- **Stored records**
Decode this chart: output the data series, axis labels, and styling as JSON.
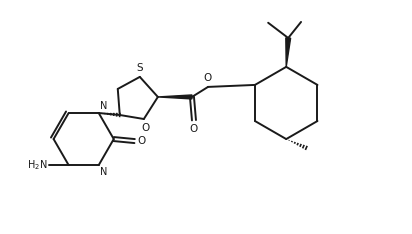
{
  "background": "#ffffff",
  "line_color": "#1a1a1a",
  "line_width": 1.4,
  "fig_width": 4.12,
  "fig_height": 2.34,
  "dpi": 100,
  "xlim": [
    0.0,
    10.0
  ],
  "ylim": [
    0.0,
    5.8
  ]
}
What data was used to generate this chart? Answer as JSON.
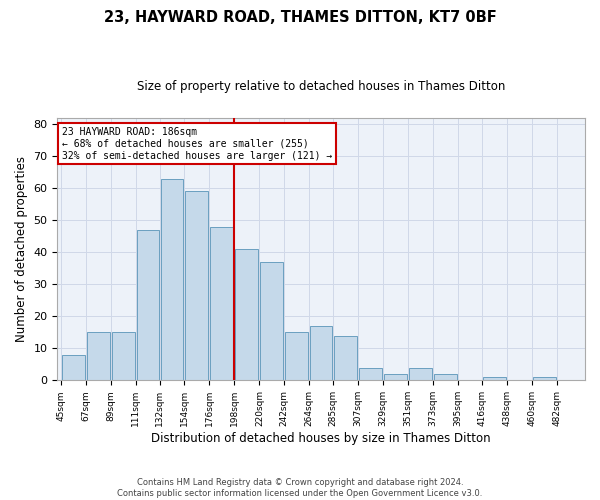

- **The exercise**
The pictures should not be reproduced; quote all of the other material exactly.

- **Response for this exercise**
Decode this chart: output the data series, axis labels, and styling as JSON.
{
  "background": "#ffffff",
  "line_color": "#1a1a1a",
  "line_width": 1.4,
  "fig_width": 4.12,
  "fig_height": 2.34,
  "dpi": 100,
  "xlim": [
    0.0,
    10.0
  ],
  "ylim": [
    0.0,
    5.8
  ]
}
What data was used to generate this chart? Answer as JSON.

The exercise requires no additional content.